**What needs to be done**:
Scan the lines below for the word "Transcribe". Copy each line you find it in.

**Collected data entries**:
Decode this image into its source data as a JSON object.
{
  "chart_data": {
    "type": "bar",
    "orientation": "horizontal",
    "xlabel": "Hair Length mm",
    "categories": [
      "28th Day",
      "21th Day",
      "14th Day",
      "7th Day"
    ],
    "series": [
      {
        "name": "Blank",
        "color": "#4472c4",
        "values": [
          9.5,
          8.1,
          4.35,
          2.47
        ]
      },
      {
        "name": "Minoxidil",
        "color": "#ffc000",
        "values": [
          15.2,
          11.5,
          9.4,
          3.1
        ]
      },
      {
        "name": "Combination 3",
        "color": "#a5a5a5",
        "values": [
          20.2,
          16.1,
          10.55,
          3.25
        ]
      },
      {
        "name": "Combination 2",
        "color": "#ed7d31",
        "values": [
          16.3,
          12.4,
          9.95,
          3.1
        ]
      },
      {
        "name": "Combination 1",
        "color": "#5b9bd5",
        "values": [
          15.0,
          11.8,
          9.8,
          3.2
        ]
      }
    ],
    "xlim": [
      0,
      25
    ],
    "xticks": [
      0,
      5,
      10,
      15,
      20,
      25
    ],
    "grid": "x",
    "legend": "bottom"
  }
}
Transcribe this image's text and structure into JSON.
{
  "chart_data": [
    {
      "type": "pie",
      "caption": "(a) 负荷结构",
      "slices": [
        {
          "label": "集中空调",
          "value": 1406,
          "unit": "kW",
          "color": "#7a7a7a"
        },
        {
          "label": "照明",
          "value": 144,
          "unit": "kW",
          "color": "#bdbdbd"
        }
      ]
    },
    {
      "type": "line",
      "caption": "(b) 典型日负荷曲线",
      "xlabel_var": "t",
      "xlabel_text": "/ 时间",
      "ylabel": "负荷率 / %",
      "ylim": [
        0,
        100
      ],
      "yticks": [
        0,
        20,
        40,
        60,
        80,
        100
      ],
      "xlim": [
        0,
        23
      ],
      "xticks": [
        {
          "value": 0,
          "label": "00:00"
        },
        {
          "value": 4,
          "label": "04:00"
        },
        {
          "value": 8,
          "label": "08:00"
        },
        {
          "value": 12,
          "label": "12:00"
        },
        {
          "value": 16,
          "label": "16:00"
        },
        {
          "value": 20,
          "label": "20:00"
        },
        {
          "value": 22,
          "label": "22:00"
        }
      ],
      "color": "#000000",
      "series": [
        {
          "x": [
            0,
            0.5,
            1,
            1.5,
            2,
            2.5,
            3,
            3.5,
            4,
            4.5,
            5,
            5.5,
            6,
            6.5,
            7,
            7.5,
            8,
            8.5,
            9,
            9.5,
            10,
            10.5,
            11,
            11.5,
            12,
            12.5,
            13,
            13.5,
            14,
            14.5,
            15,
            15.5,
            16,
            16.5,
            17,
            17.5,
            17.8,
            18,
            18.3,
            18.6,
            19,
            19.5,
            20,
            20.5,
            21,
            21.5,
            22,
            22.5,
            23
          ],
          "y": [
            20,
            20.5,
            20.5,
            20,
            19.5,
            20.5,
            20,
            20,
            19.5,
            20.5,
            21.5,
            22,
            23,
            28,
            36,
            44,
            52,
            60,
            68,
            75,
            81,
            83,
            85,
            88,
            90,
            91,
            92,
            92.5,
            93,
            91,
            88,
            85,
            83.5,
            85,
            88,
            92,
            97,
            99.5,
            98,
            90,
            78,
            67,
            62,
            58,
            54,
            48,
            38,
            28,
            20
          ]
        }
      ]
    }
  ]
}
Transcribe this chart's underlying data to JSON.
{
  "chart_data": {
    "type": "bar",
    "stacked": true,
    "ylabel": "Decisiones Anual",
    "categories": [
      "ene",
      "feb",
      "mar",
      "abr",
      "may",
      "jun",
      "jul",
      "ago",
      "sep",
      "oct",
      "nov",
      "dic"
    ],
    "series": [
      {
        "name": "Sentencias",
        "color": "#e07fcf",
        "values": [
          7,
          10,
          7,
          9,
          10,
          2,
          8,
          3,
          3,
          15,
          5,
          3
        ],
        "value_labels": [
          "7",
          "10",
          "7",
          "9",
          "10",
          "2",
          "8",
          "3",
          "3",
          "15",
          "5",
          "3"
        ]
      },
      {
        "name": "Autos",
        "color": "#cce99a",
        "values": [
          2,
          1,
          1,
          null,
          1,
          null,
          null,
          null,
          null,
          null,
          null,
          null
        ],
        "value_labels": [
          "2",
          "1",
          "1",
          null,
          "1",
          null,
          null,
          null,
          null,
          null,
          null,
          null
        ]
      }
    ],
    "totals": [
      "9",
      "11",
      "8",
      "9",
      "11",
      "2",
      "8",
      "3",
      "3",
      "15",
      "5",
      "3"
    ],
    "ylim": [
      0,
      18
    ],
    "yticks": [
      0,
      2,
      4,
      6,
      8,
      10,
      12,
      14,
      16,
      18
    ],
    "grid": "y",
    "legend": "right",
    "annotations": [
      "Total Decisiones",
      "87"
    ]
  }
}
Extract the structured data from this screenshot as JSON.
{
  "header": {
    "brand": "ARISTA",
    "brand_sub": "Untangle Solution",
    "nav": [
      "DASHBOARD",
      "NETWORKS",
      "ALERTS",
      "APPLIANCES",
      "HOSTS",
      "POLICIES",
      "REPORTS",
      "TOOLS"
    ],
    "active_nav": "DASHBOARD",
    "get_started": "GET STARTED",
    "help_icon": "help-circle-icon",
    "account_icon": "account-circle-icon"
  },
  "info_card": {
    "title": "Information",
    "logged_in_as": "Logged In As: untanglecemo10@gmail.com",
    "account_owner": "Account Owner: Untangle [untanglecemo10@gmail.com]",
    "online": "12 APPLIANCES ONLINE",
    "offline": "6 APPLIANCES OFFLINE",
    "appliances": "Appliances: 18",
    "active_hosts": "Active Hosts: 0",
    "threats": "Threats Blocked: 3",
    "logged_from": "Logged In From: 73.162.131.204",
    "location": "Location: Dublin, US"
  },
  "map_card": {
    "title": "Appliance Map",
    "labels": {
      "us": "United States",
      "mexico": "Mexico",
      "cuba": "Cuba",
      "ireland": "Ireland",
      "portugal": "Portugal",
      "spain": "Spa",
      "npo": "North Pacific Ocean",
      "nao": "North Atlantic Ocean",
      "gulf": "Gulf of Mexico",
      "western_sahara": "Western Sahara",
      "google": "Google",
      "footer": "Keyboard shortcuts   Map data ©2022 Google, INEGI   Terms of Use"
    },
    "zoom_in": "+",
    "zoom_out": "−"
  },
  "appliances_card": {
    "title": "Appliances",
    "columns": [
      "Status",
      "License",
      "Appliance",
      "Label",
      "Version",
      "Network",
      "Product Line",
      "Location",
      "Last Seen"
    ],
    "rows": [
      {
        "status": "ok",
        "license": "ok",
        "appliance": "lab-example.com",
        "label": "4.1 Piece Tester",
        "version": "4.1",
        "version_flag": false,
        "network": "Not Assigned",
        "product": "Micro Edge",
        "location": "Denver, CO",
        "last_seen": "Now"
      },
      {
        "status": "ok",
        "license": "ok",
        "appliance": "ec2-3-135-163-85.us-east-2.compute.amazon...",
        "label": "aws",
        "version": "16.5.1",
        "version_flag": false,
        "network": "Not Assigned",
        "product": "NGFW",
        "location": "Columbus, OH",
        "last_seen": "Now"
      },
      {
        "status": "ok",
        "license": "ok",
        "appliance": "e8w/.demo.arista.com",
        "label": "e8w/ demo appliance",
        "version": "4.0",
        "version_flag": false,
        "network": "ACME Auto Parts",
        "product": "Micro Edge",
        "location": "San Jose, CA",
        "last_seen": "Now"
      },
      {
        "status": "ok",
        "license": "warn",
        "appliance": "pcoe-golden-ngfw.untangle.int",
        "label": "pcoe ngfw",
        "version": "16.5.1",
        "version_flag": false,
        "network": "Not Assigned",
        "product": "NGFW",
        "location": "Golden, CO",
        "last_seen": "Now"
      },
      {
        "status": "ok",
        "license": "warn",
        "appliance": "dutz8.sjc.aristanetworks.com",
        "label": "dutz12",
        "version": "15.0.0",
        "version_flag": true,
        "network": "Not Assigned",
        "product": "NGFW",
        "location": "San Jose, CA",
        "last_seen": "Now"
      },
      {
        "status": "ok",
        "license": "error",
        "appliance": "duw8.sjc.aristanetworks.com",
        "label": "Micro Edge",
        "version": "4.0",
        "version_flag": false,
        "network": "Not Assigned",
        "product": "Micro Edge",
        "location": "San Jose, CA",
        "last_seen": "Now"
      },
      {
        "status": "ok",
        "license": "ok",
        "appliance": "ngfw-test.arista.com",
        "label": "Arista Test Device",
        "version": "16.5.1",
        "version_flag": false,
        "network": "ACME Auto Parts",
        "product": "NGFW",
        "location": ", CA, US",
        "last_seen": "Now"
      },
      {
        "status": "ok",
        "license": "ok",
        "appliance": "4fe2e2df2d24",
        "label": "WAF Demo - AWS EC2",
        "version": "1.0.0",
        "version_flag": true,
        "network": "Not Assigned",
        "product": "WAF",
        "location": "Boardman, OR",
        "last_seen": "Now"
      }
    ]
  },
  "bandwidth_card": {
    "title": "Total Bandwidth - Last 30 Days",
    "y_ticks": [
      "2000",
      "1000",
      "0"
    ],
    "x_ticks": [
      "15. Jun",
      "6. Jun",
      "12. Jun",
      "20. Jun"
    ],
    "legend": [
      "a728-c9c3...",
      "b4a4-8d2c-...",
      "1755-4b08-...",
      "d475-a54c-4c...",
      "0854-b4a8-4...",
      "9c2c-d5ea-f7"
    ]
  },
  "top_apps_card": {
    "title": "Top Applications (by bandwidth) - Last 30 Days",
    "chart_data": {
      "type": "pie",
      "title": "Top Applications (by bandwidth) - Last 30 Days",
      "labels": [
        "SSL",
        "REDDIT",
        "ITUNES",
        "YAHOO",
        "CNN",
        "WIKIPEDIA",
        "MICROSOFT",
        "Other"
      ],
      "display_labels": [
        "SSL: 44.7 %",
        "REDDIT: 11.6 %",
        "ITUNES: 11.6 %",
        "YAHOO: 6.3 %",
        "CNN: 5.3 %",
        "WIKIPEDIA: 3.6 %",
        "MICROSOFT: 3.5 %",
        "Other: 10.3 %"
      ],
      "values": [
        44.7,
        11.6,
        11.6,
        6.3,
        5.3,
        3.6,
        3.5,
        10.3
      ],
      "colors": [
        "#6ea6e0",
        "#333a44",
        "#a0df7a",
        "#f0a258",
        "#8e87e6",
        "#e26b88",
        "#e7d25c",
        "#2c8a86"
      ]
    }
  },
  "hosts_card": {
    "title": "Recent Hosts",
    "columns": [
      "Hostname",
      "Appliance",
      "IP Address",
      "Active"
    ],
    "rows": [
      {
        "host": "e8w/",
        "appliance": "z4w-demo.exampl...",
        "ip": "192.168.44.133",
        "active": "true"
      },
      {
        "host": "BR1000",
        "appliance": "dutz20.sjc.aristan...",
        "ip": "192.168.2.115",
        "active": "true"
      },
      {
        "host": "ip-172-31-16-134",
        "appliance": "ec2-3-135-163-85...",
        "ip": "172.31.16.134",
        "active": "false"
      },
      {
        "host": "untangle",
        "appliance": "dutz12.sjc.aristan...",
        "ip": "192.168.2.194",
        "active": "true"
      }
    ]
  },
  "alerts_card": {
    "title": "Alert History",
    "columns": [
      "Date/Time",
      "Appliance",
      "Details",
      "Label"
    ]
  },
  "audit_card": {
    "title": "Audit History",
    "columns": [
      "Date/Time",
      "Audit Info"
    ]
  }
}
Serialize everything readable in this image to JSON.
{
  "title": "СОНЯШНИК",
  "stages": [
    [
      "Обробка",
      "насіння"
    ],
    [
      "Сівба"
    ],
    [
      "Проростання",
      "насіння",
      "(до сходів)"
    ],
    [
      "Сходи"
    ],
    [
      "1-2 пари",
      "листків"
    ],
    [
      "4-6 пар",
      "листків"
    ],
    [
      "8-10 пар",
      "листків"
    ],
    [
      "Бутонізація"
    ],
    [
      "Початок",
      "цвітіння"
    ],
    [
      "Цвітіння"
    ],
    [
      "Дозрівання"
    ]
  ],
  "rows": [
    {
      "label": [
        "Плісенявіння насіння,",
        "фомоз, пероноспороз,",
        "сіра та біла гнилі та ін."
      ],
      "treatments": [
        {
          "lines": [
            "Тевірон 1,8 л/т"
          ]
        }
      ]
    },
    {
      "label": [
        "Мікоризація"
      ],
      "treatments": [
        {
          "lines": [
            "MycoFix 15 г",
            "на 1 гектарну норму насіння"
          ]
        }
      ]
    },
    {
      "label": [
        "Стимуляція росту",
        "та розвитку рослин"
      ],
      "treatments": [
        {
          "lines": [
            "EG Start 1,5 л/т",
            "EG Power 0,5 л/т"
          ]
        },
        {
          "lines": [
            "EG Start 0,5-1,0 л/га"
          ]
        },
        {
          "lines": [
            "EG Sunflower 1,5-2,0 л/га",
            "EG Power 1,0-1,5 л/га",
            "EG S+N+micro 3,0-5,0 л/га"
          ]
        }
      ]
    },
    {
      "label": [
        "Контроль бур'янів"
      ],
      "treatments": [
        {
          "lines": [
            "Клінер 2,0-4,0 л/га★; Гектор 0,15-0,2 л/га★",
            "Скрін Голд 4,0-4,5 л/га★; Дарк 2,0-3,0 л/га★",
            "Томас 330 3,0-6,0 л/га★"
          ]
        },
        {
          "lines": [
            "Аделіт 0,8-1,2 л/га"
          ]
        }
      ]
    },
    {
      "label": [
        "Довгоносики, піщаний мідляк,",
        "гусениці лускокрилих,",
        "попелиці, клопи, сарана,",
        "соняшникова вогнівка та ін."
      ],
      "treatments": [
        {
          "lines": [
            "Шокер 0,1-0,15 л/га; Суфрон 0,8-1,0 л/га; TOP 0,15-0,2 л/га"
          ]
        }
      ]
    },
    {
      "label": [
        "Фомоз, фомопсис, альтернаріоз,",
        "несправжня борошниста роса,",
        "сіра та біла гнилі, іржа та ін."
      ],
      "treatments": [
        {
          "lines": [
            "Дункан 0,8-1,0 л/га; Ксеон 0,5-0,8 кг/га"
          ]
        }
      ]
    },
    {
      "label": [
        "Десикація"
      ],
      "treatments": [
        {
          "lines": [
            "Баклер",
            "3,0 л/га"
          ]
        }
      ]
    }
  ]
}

**Complete response**:
Transcribe this image's text and structure into JSON.
Transcribe this chart's underlying data to JSON.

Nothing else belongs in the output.